● **Job**:
Print the listing as it stands, omitting all images.

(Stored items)
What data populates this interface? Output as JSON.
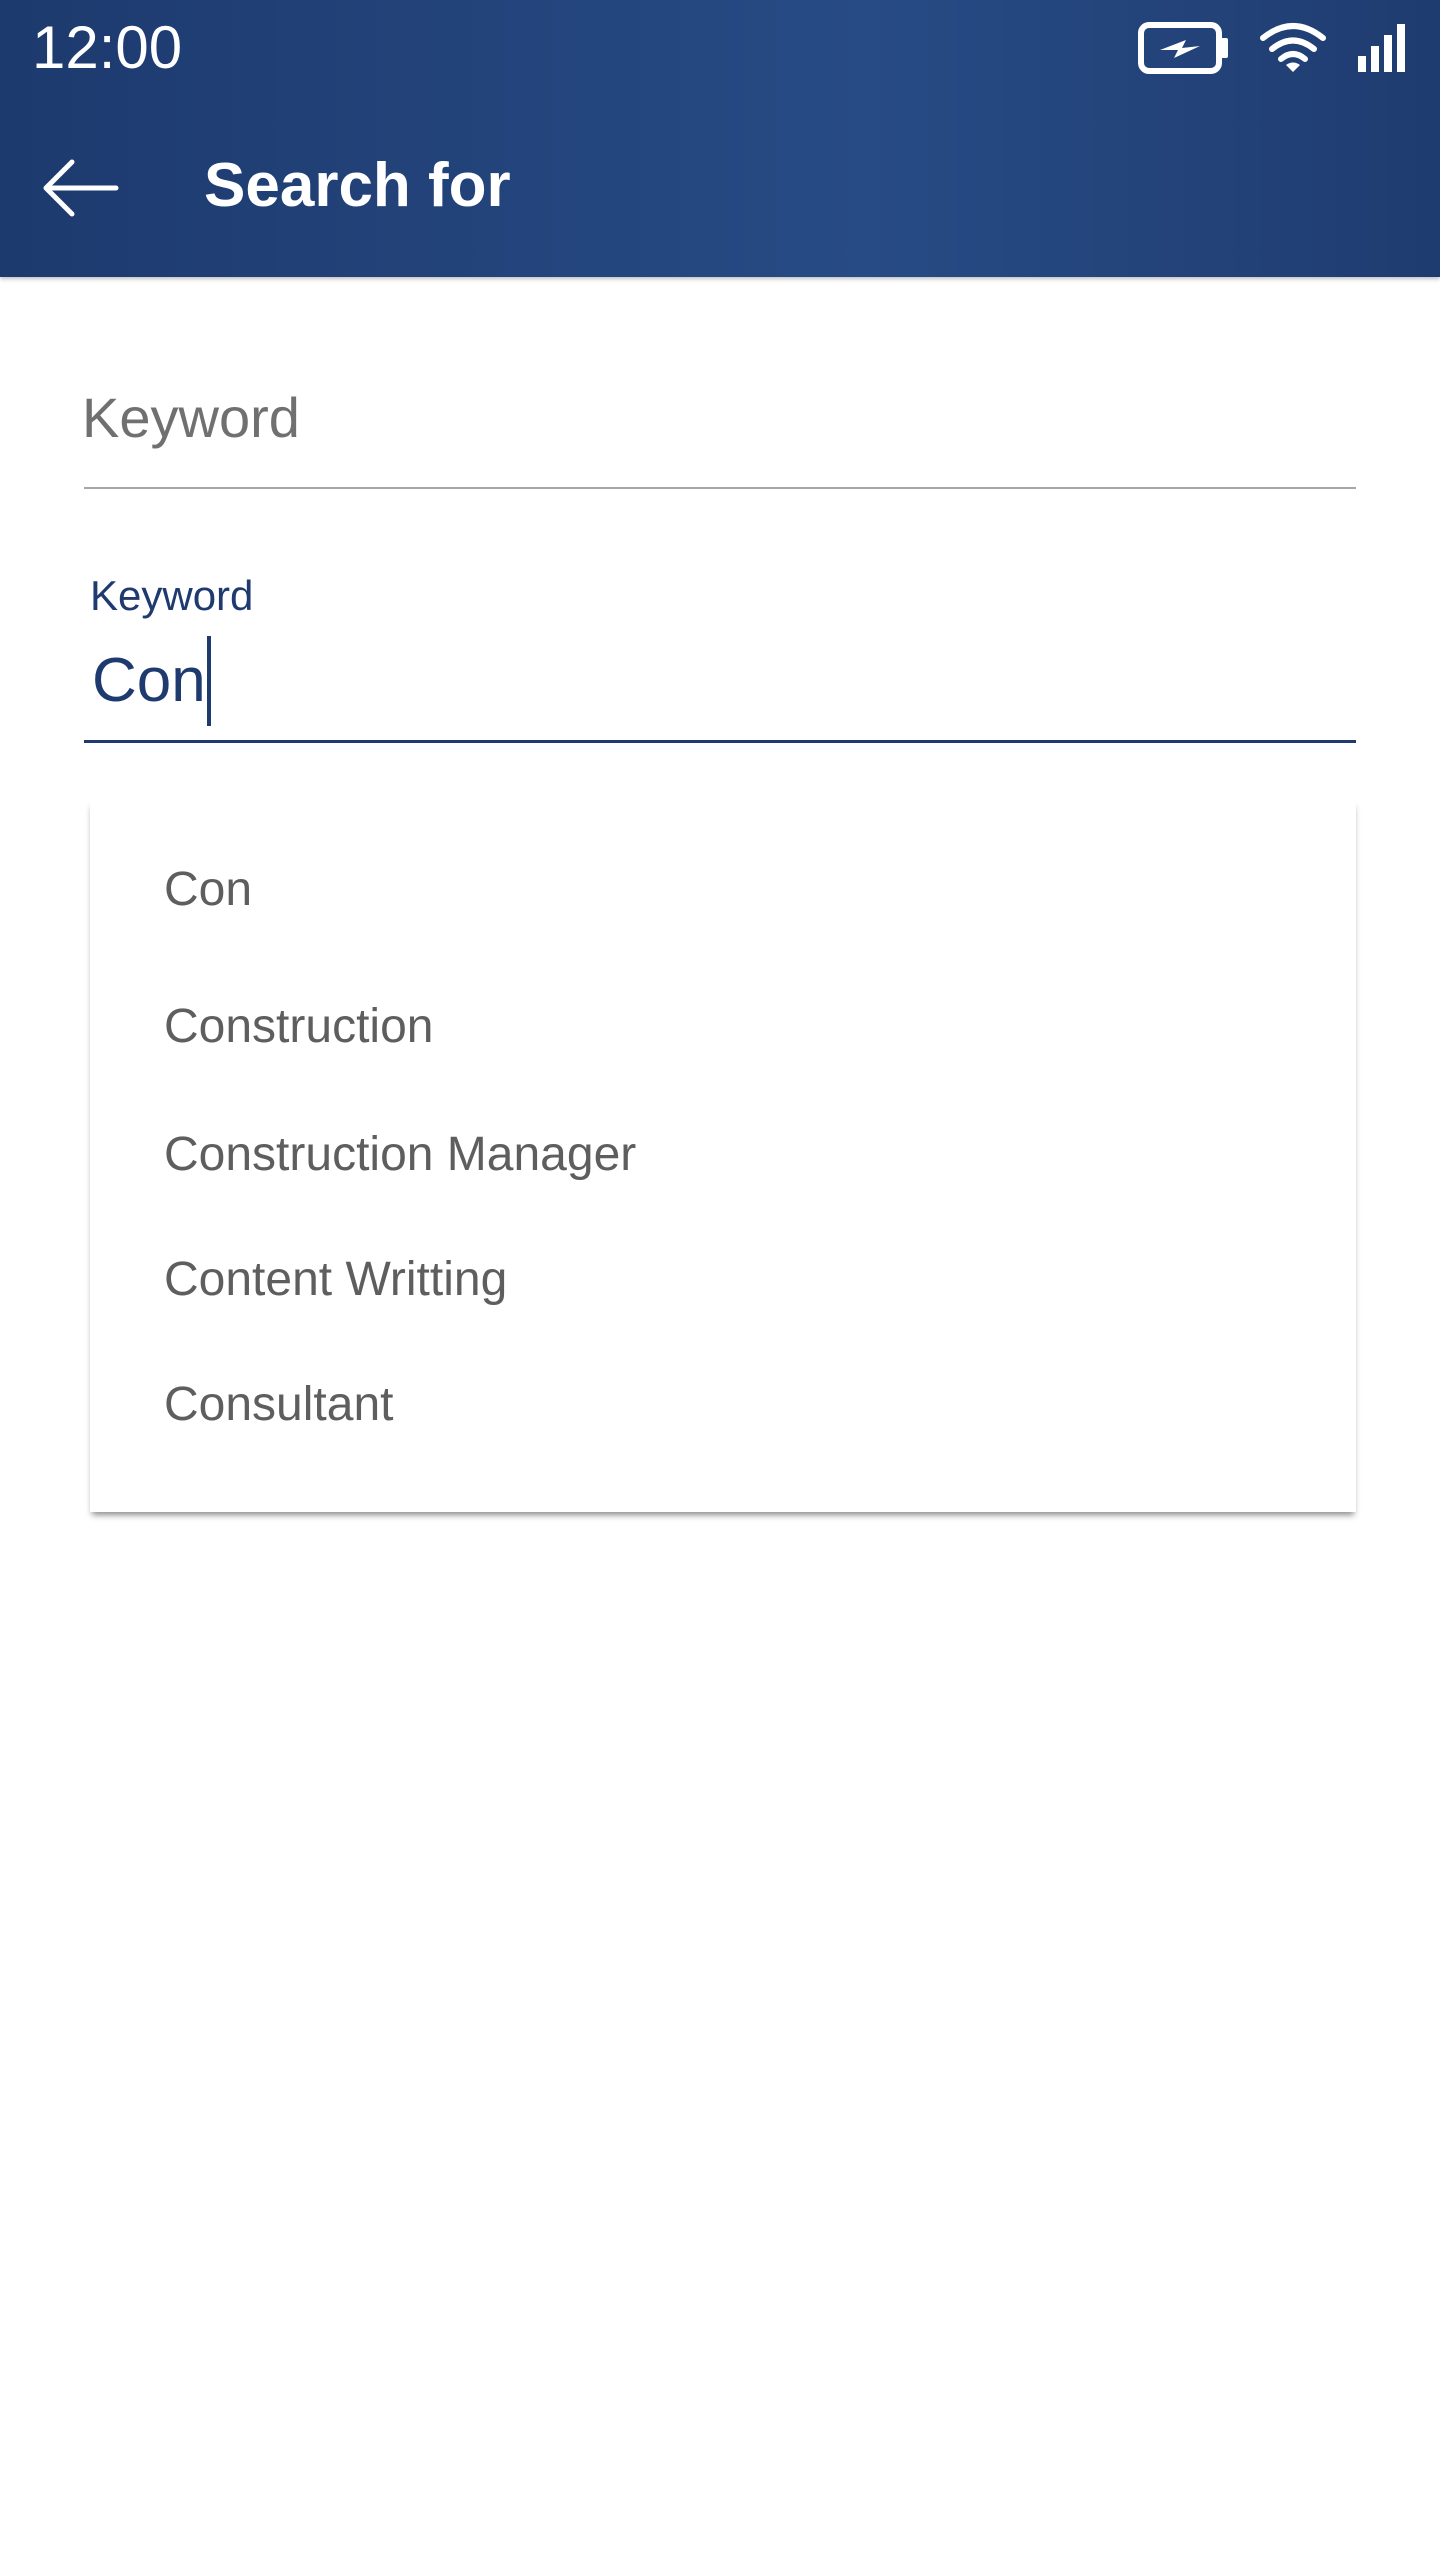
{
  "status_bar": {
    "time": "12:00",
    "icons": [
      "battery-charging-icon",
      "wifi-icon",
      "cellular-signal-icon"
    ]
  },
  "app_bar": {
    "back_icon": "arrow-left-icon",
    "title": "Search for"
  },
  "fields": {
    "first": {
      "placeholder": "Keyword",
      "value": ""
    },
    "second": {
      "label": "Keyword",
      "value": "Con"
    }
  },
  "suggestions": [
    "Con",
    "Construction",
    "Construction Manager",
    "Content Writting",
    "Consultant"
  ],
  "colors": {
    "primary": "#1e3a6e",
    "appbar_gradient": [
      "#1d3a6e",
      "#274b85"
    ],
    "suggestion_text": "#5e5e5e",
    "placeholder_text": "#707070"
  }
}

● **Output below**:
What data populates this interface? Output as JSON.
{
  "status_bar": {
    "time": "12:00",
    "icons": [
      "battery-charging-icon",
      "wifi-icon",
      "cellular-signal-icon"
    ]
  },
  "app_bar": {
    "back_icon": "arrow-left-icon",
    "title": "Search for"
  },
  "fields": {
    "first": {
      "placeholder": "Keyword",
      "value": ""
    },
    "second": {
      "label": "Keyword",
      "value": "Con"
    }
  },
  "suggestions": [
    "Con",
    "Construction",
    "Construction Manager",
    "Content Writting",
    "Consultant"
  ],
  "colors": {
    "primary": "#1e3a6e",
    "appbar_gradient": [
      "#1d3a6e",
      "#274b85"
    ],
    "suggestion_text": "#5e5e5e",
    "placeholder_text": "#707070"
  }
}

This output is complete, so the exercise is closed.